* _Working data_:
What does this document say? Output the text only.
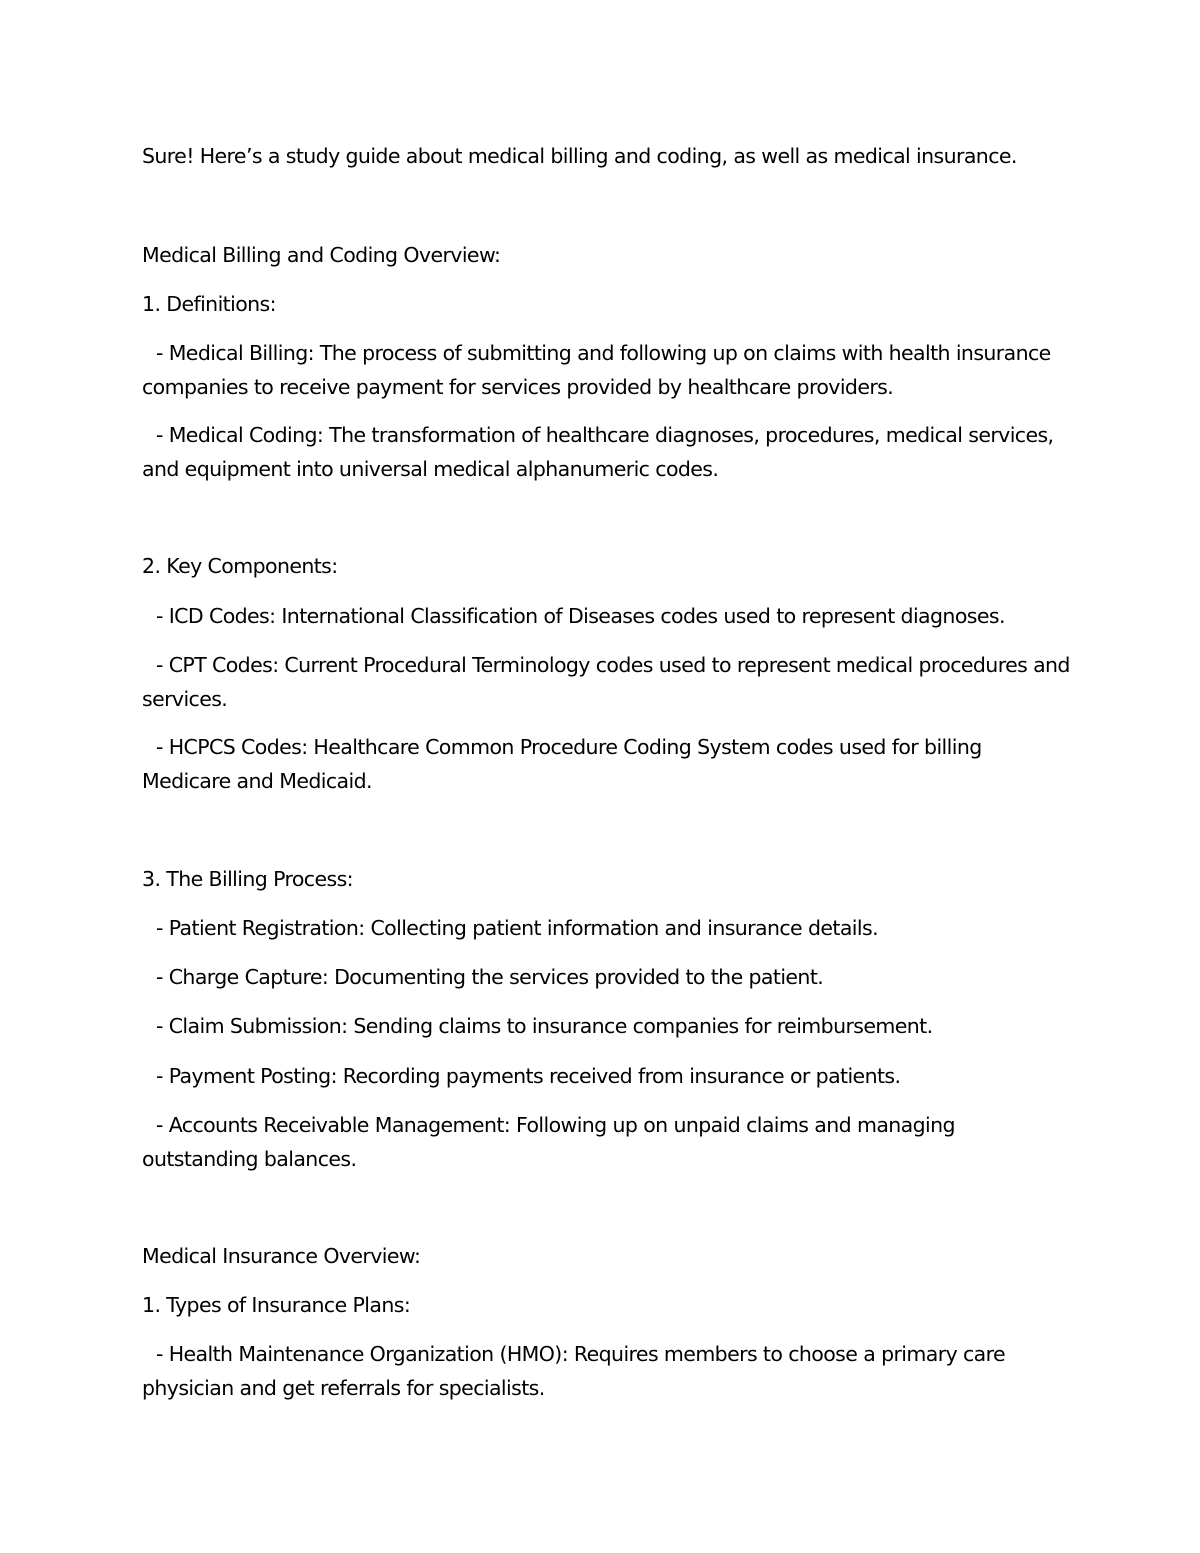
Sure! Here’s a study guide about medical billing and coding, as well as medical insurance.

Medical Billing and Coding Overview:

1. Definitions:

- Medical Billing: The process of submitting and following up on claims with health insurance companies to receive payment for services provided by healthcare providers.

- Medical Coding: The transformation of healthcare diagnoses, procedures, medical services, and equipment into universal medical alphanumeric codes.

2. Key Components:

- ICD Codes: International Classification of Diseases codes used to represent diagnoses.

- CPT Codes: Current Procedural Terminology codes used to represent medical procedures and services.

- HCPCS Codes: Healthcare Common Procedure Coding System codes used for billing Medicare and Medicaid.

3. The Billing Process:

- Patient Registration: Collecting patient information and insurance details.

- Charge Capture: Documenting the services provided to the patient.

- Claim Submission: Sending claims to insurance companies for reimbursement.

- Payment Posting: Recording payments received from insurance or patients.

- Accounts Receivable Management: Following up on unpaid claims and managing outstanding balances.

Medical Insurance Overview:

1. Types of Insurance Plans:

- Health Maintenance Organization (HMO): Requires members to choose a primary care physician and get referrals for specialists.
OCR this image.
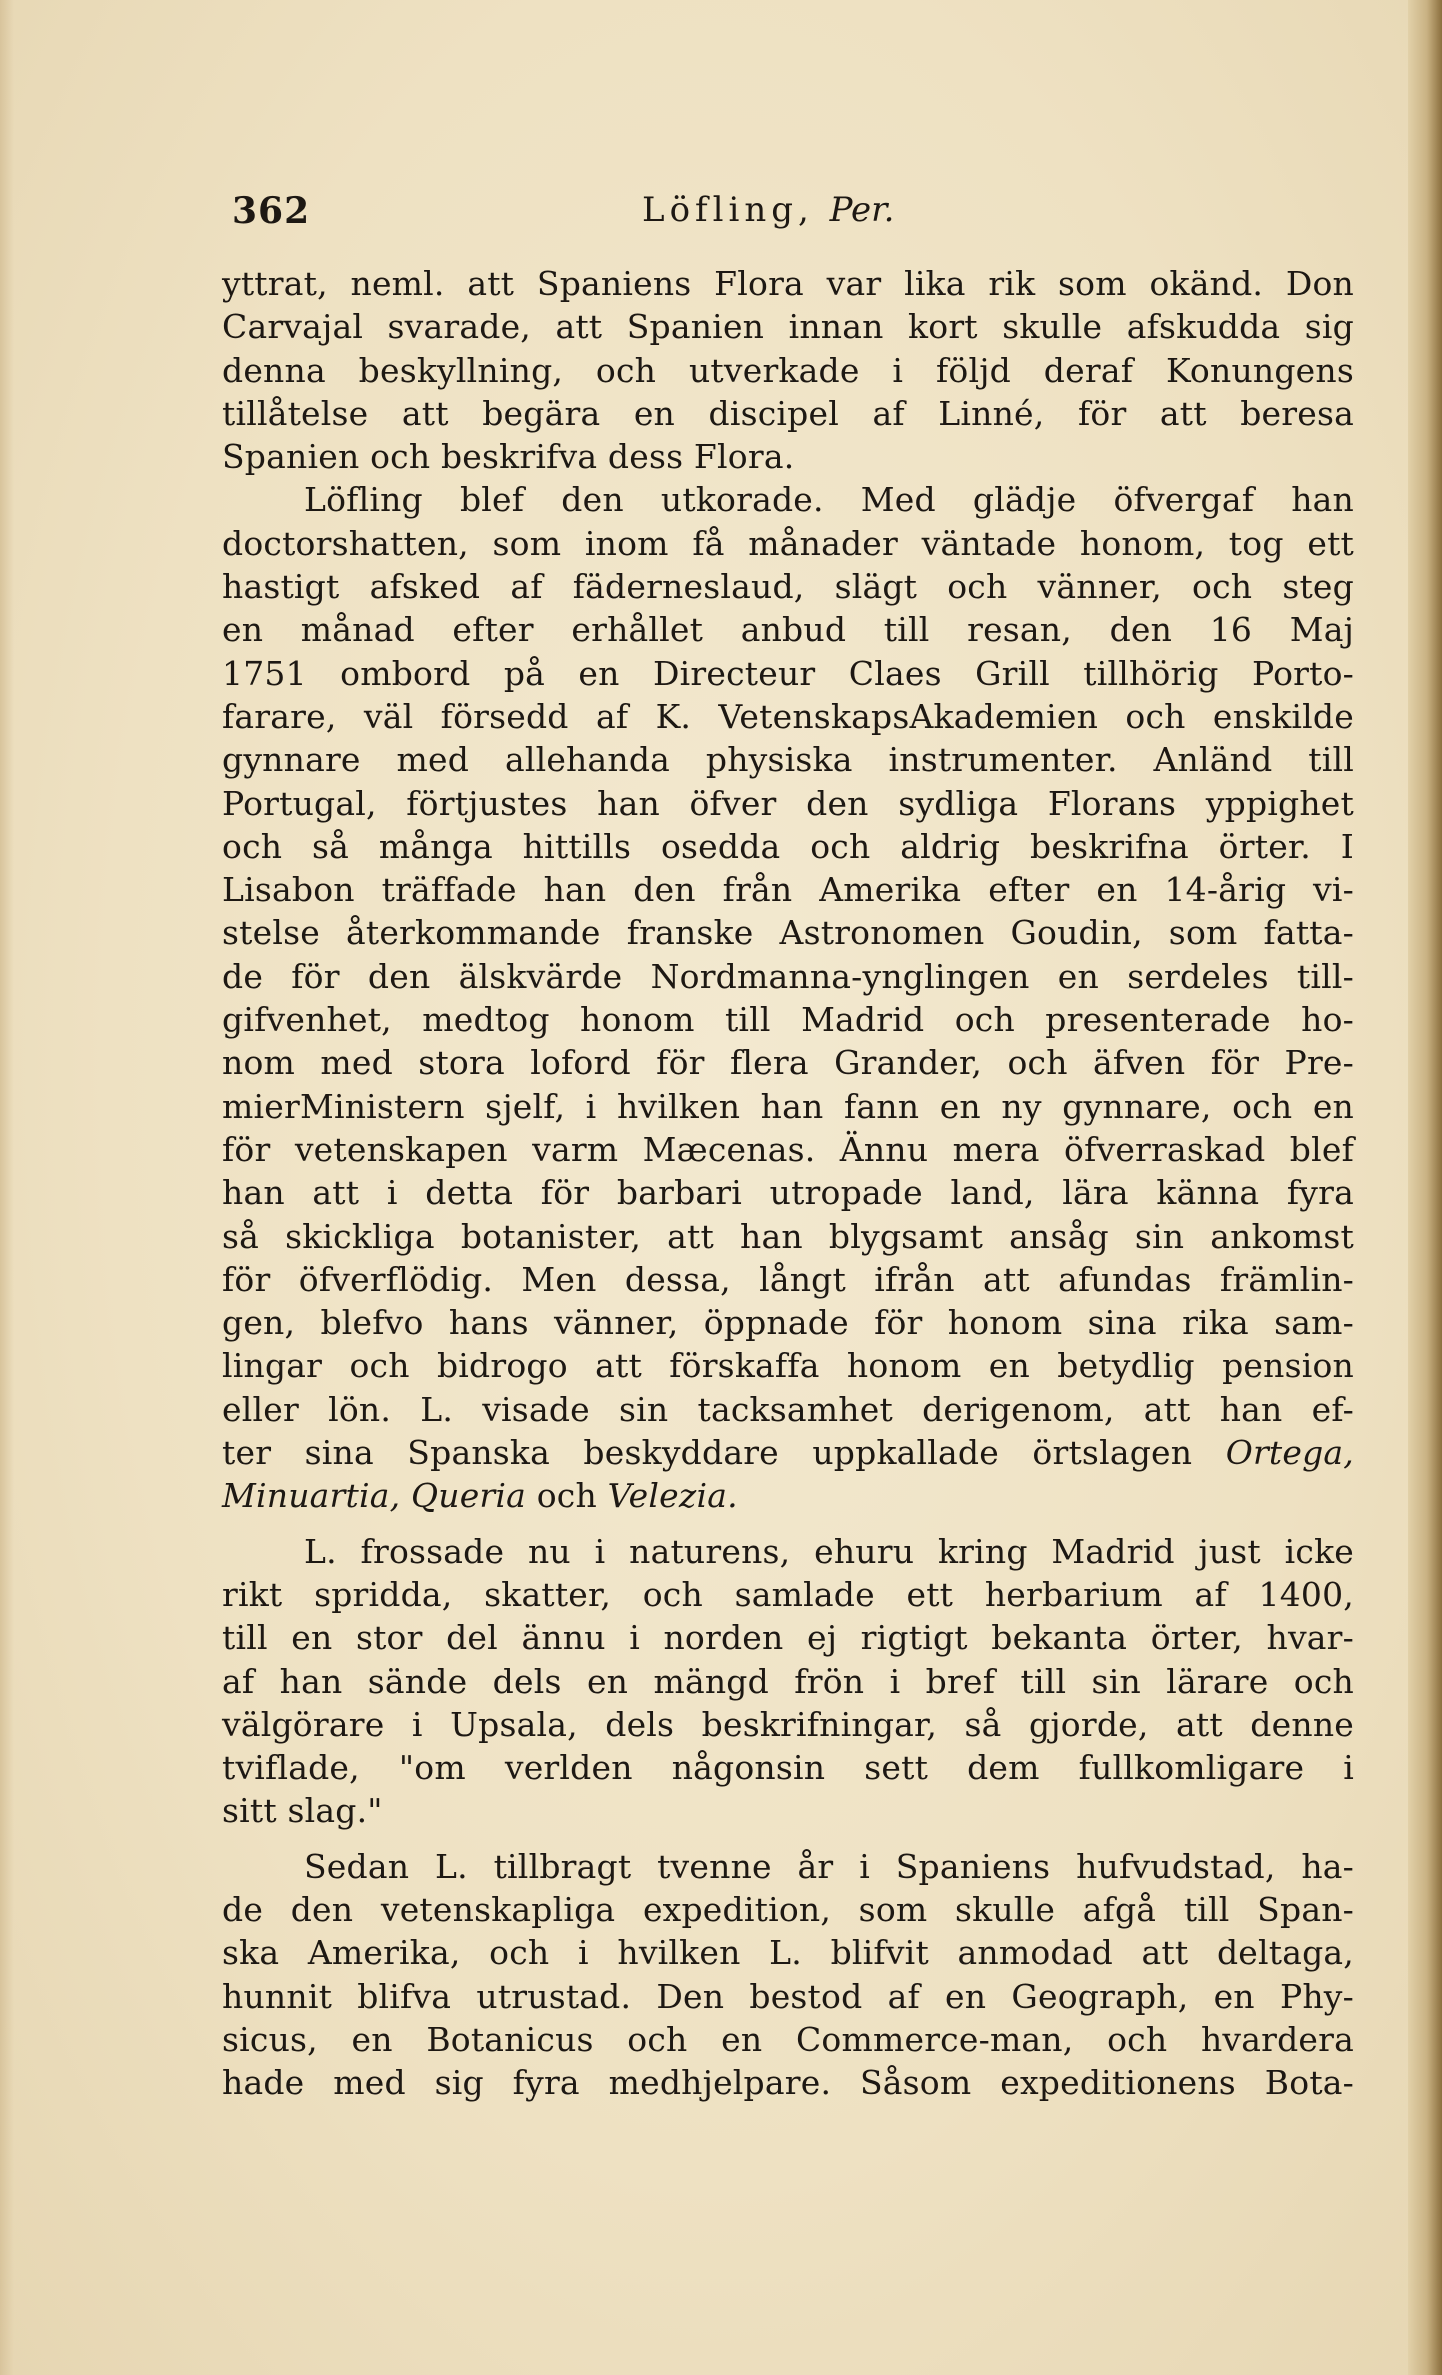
362	Löfling, Per.
yttrat, neml. att Spaniens Flora var lika rik som okänd. Don
Carvajal svarade, att Spanien innan kort skulle afskudda sig
denna beskyllning, och utverkade i följd deraf Konungens
tillåtelse att begära en discipel af Linné, för att beresa
Spanien och beskrifva dess Flora.
Löfling blef den utkorade. Med glädje öfvergaf han
doctorshatten, som inom få månader väntade honom, tog ett
hastigt afsked af fäderneslaud, slägt och vänner, och steg
en månad efter erhållet anbud till resan, den 16 Maj
1751 ombord på en Directeur Claes Grill tillhörig Porto-
farare, väl försedd af K. VetenskapsAkademien och enskilde
gynnare med allehanda physiska instrumenter. Anländ till
Portugal, förtjustes han öfver den sydliga Florans yppighet
och så många hittills osedda och aldrig beskrifna örter. I
Lisabon träffade han den från Amerika efter en 14-årig vi-
stelse återkommande franske Astronomen Goudin, som fatta-
de för den älskvärde Nordmanna-ynglingen en serdeles till-
gifvenhet, medtog honom till Madrid och presenterade ho-
nom med stora loford för flera Grander, och äfven för Pre-
mierMinistern sjelf, i hvilken han fann en ny gynnare, och en
för vetenskapen varm Mæcenas. Ännu mera öfverraskad blef
han att i detta för barbari utropade land, lära känna fyra
så skickliga botanister, att han blygsamt ansåg sin ankomst
för öfverflödig. Men dessa, långt ifrån att afundas främlin-
gen, blefvo hans vänner, öppnade för honom sina rika sam-
lingar och bidrogo att förskaffa honom en betydlig pension
eller lön. L. visade sin tacksamhet derigenom, att han ef-
ter sina Spanska beskyddare uppkallade örtslagen Ortega,
Minuartia, Queria och Velezia.
L. frossade nu i naturens, ehuru kring Madrid just icke
rikt spridda, skatter, och samlade ett herbarium af 1400,
till en stor del ännu i norden ej rigtigt bekanta örter, hvar-
af han sände dels en mängd frön i bref till sin lärare och
välgörare i Upsala, dels beskrifningar, så gjorde, att denne
tviflade, "om verlden någonsin sett dem fullkomligare i
sitt slag."
Sedan L. tillbragt tvenne år i Spaniens hufvudstad, ha-
de den vetenskapliga expedition, som skulle afgå till Span-
ska Amerika, och i hvilken L. blifvit anmodad att deltaga,
hunnit blifva utrustad. Den bestod af en Geograph, en Phy-
sicus, en Botanicus och en Commerce-man, och hvardera
hade med sig fyra medhjelpare. Såsom expeditionens Bota-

* _Required action_: Apart from its pictures, the material above should be repeated exactly.

* _Exercise answer_:
What does this document say? Output the text only.
Sure! Here’s a study guide about medical billing and coding, as well as medical insurance.

Medical Billing and Coding Overview:

1. Definitions:

- Medical Billing: The process of submitting and following up on claims with health insurance companies to receive payment for services provided by healthcare providers.

- Medical Coding: The transformation of healthcare diagnoses, procedures, medical services, and equipment into universal medical alphanumeric codes.

2. Key Components:

- ICD Codes: International Classification of Diseases codes used to represent diagnoses.

- CPT Codes: Current Procedural Terminology codes used to represent medical procedures and services.

- HCPCS Codes: Healthcare Common Procedure Coding System codes used for billing Medicare and Medicaid.

3. The Billing Process:

- Patient Registration: Collecting patient information and insurance details.

- Charge Capture: Documenting the services provided to the patient.

- Claim Submission: Sending claims to insurance companies for reimbursement.

- Payment Posting: Recording payments received from insurance or patients.

- Accounts Receivable Management: Following up on unpaid claims and managing outstanding balances.

Medical Insurance Overview:

1. Types of Insurance Plans:

- Health Maintenance Organization (HMO): Requires members to choose a primary care physician and get referrals for specialists.
OCR this image.
362	Löfling, Per.
yttrat, neml. att Spaniens Flora var lika rik som okänd. Don
Carvajal svarade, att Spanien innan kort skulle afskudda sig
denna beskyllning, och utverkade i följd deraf Konungens
tillåtelse att begära en discipel af Linné, för att beresa
Spanien och beskrifva dess Flora.
Löfling blef den utkorade. Med glädje öfvergaf han
doctorshatten, som inom få månader väntade honom, tog ett
hastigt afsked af fäderneslaud, slägt och vänner, och steg
en månad efter erhållet anbud till resan, den 16 Maj
1751 ombord på en Directeur Claes Grill tillhörig Porto-
farare, väl försedd af K. VetenskapsAkademien och enskilde
gynnare med allehanda physiska instrumenter. Anländ till
Portugal, förtjustes han öfver den sydliga Florans yppighet
och så många hittills osedda och aldrig beskrifna örter. I
Lisabon träffade han den från Amerika efter en 14-årig vi-
stelse återkommande franske Astronomen Goudin, som fatta-
de för den älskvärde Nordmanna-ynglingen en serdeles till-
gifvenhet, medtog honom till Madrid och presenterade ho-
nom med stora loford för flera Grander, och äfven för Pre-
mierMinistern sjelf, i hvilken han fann en ny gynnare, och en
för vetenskapen varm Mæcenas. Ännu mera öfverraskad blef
han att i detta för barbari utropade land, lära känna fyra
så skickliga botanister, att han blygsamt ansåg sin ankomst
för öfverflödig. Men dessa, långt ifrån att afundas främlin-
gen, blefvo hans vänner, öppnade för honom sina rika sam-
lingar och bidrogo att förskaffa honom en betydlig pension
eller lön. L. visade sin tacksamhet derigenom, att han ef-
ter sina Spanska beskyddare uppkallade örtslagen Ortega,
Minuartia, Queria och Velezia.
L. frossade nu i naturens, ehuru kring Madrid just icke
rikt spridda, skatter, och samlade ett herbarium af 1400,
till en stor del ännu i norden ej rigtigt bekanta örter, hvar-
af han sände dels en mängd frön i bref till sin lärare och
välgörare i Upsala, dels beskrifningar, så gjorde, att denne
tviflade, "om verlden någonsin sett dem fullkomligare i
sitt slag."
Sedan L. tillbragt tvenne år i Spaniens hufvudstad, ha-
de den vetenskapliga expedition, som skulle afgå till Span-
ska Amerika, och i hvilken L. blifvit anmodad att deltaga,
hunnit blifva utrustad. Den bestod af en Geograph, en Phy-
sicus, en Botanicus och en Commerce-man, och hvardera
hade med sig fyra medhjelpare. Såsom expeditionens Bota-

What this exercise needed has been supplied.